** Start Dataset records **

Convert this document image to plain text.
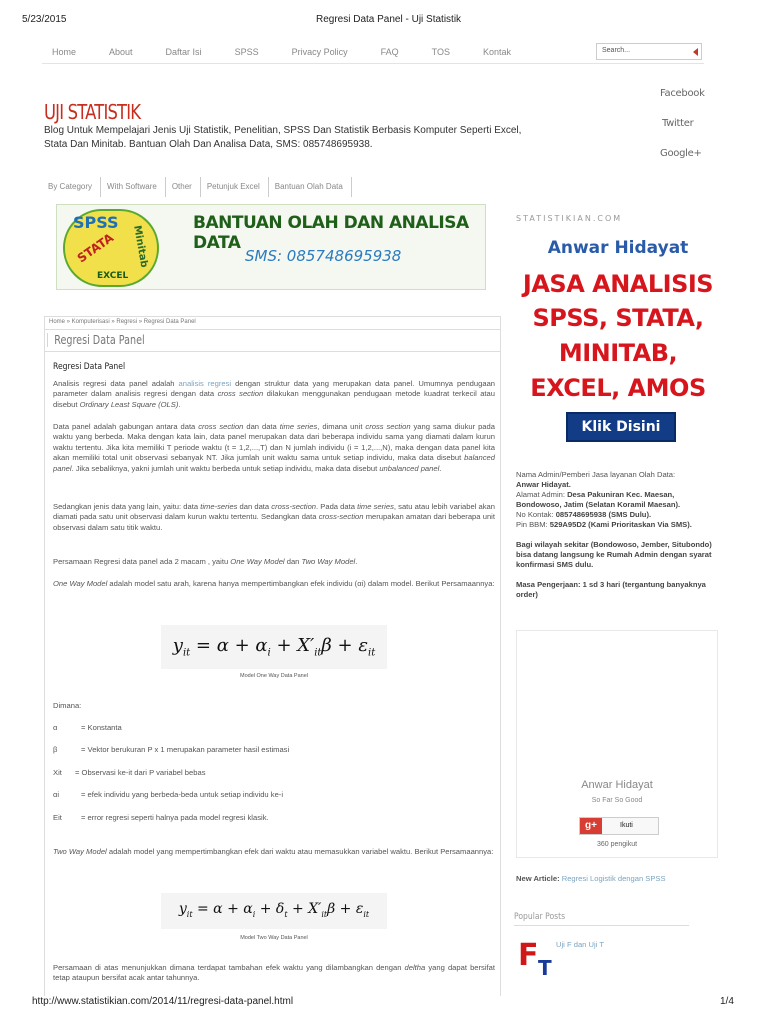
5/23/2015	Regresi Data Panel - Uji Statistik
http://www.statistikian.com/2014/11/regresi-data-panel.html	1/4
Home	About	Daftar Isi	SPSS	Privacy Policy	FAQ	TOS	Kontak	Search...
Facebook
Twitter
Google+
UJI STATISTIK
Blog Untuk Mempelajari Jenis Uji Statistik, Penelitian, SPSS Dan Statistik Berbasis Komputer Seperti Excel, Stata Dan Minitab. Bantuan Olah Dan Analisa Data, SMS: 085748695938.
By Category With Software Other Petunjuk Excel Bantuan Olah Data
SPSS
STATA Minitab
EXCEL
BANTUAN OLAH DAN ANALISA DATA
SMS: 085748695938
Home » Komputerisasi » Regresi » Regresi Data Panel
Regresi Data Panel
Regresi Data Panel
Analisis regresi data panel adalah analisis regresi dengan struktur data yang merupakan data panel. Umumnya pendugaan parameter dalam analisis regresi dengan data cross section dilakukan menggunakan pendugaan metode kuadrat terkecil atau disebut Ordinary Least Square (OLS).
Data panel adalah gabungan antara data cross section dan data time series, dimana unit cross section yang sama diukur pada waktu yang berbeda. Maka dengan kata lain, data panel merupakan data dari beberapa individu sama yang diamati dalam kurun waktu tertentu. Jika kita memiliki T periode waktu (t = 1,2,...,T) dan N jumlah individu (i = 1,2,...,N), maka dengan data panel kita akan memiliki total unit observasi sebanyak NT. Jika jumlah unit waktu sama untuk setiap individu, maka data disebut balanced panel. Jika sebaliknya, yakni jumlah unit waktu berbeda untuk setiap individu, maka data disebut unbalanced panel.
Sedangkan jenis data yang lain, yaitu: data time-series dan data cross-section. Pada data time series, satu atau lebih variabel akan diamati pada satu unit observasi dalam kurun waktu tertentu. Sedangkan data cross-section merupakan amatan dari beberapa unit observasi dalam satu titik waktu.
Persamaan Regresi data panel ada 2 macam , yaitu One Way Model dan Two Way Model.
One Way Model adalah model satu arah, karena hanya mempertimbangkan efek individu (αi) dalam model. Berikut Persamaannya:
$y_{it} = \alpha + \alpha_i + X'_{it}\beta + \varepsilon_{it}$
Model One Way Data Panel
Dimana:
α	= Konstanta
β	= Vektor berukuran P x 1 merupakan parameter hasil estimasi
Xit = Observasi ke-it dari P variabel bebas
αi	= efek individu yang berbeda-beda untuk setiap individu ke-i
Eit	= error regresi seperti halnya pada model regresi klasik.
Two Way Model adalah model yang mempertimbangkan efek dari waktu atau memasukkan variabel waktu. Berikut Persamaannya:
$y_{it} = \alpha + \alpha_i + \delta_t + X'_{it}\beta + \varepsilon_{it}$
Model Two Way Data Panel
Persamaan di atas menunjukkan dimana terdapat tambahan efek waktu yang dilambangkan dengan deltha yang dapat bersifat tetap ataupun bersifat acak antar tahunnya.
STATISTIKIAN.COM
Anwar Hidayat
JASA ANALISIS
SPSS, STATA,
MINITAB,
EXCEL, AMOS
Klik Disini
Nama Admin/Pemberi Jasa layanan Olah Data:
Anwar Hidayat.
Alamat Admin: Desa Pakuniran Kec. Maesan, Bondowoso, Jatim (Selatan Koramil Maesan).
No Kontak: 085748695938 (SMS Dulu).
Pin BBM: 529A95D2 (Kami Prioritaskan Via SMS).
Bagi wilayah sekitar (Bondowoso, Jember, Situbondo) bisa datang langsung ke Rumah Admin dengan syarat konfirmasi SMS dulu.
Masa Pengerjaan: 1 sd 3 hari (tergantung banyaknya order)
Anwar Hidayat
So Far So Good
g+	Ikuti
360 pengikut
New Article: Regresi Logistik dengan SPSS
Popular Posts
F T
Uji F dan Uji T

** End Dataset records **

▸ **Your instructions**: Leave out all images, then reproduce the entries above exactly.

▸ **Final answer**:
Convert this document image to plain text.
5/23/2015	Regresi Data Panel - Uji Statistik
http://www.statistikian.com/2014/11/regresi-data-panel.html	1/4
Home	About	Daftar Isi	SPSS	Privacy Policy	FAQ	TOS	Kontak	Search...
Facebook
Twitter
Google+
UJI STATISTIK
Blog Untuk Mempelajari Jenis Uji Statistik, Penelitian, SPSS Dan Statistik Berbasis Komputer Seperti Excel, Stata Dan Minitab. Bantuan Olah Dan Analisa Data, SMS: 085748695938.
By Category With Software Other Petunjuk Excel Bantuan Olah Data
SPSS
STATA Minitab
EXCEL
BANTUAN OLAH DAN ANALISA DATA
SMS: 085748695938
Home » Komputerisasi » Regresi » Regresi Data Panel
Regresi Data Panel
Regresi Data Panel
Analisis regresi data panel adalah analisis regresi dengan struktur data yang merupakan data panel. Umumnya pendugaan parameter dalam analisis regresi dengan data cross section dilakukan menggunakan pendugaan metode kuadrat terkecil atau disebut Ordinary Least Square (OLS).
Data panel adalah gabungan antara data cross section dan data time series, dimana unit cross section yang sama diukur pada waktu yang berbeda. Maka dengan kata lain, data panel merupakan data dari beberapa individu sama yang diamati dalam kurun waktu tertentu. Jika kita memiliki T periode waktu (t = 1,2,...,T) dan N jumlah individu (i = 1,2,...,N), maka dengan data panel kita akan memiliki total unit observasi sebanyak NT. Jika jumlah unit waktu sama untuk setiap individu, maka data disebut balanced panel. Jika sebaliknya, yakni jumlah unit waktu berbeda untuk setiap individu, maka data disebut unbalanced panel.
Sedangkan jenis data yang lain, yaitu: data time-series dan data cross-section. Pada data time series, satu atau lebih variabel akan diamati pada satu unit observasi dalam kurun waktu tertentu. Sedangkan data cross-section merupakan amatan dari beberapa unit observasi dalam satu titik waktu.
Persamaan Regresi data panel ada 2 macam , yaitu One Way Model dan Two Way Model.
One Way Model adalah model satu arah, karena hanya mempertimbangkan efek individu (αi) dalam model. Berikut Persamaannya:
$y_{it} = \alpha + \alpha_i + X'_{it}\beta + \varepsilon_{it}$
Model One Way Data Panel
Dimana:
α	= Konstanta
β	= Vektor berukuran P x 1 merupakan parameter hasil estimasi
Xit = Observasi ke-it dari P variabel bebas
αi	= efek individu yang berbeda-beda untuk setiap individu ke-i
Eit	= error regresi seperti halnya pada model regresi klasik.
Two Way Model adalah model yang mempertimbangkan efek dari waktu atau memasukkan variabel waktu. Berikut Persamaannya:
$y_{it} = \alpha + \alpha_i + \delta_t + X'_{it}\beta + \varepsilon_{it}$
Model Two Way Data Panel
Persamaan di atas menunjukkan dimana terdapat tambahan efek waktu yang dilambangkan dengan deltha yang dapat bersifat tetap ataupun bersifat acak antar tahunnya.
STATISTIKIAN.COM
Anwar Hidayat
JASA ANALISIS
SPSS, STATA,
MINITAB,
EXCEL, AMOS
Klik Disini
Nama Admin/Pemberi Jasa layanan Olah Data:
Anwar Hidayat.
Alamat Admin: Desa Pakuniran Kec. Maesan, Bondowoso, Jatim (Selatan Koramil Maesan).
No Kontak: 085748695938 (SMS Dulu).
Pin BBM: 529A95D2 (Kami Prioritaskan Via SMS).
Bagi wilayah sekitar (Bondowoso, Jember, Situbondo) bisa datang langsung ke Rumah Admin dengan syarat konfirmasi SMS dulu.
Masa Pengerjaan: 1 sd 3 hari (tergantung banyaknya order)
Anwar Hidayat
So Far So Good
g+	Ikuti
360 pengikut
New Article: Regresi Logistik dengan SPSS
Popular Posts
F T
Uji F dan Uji T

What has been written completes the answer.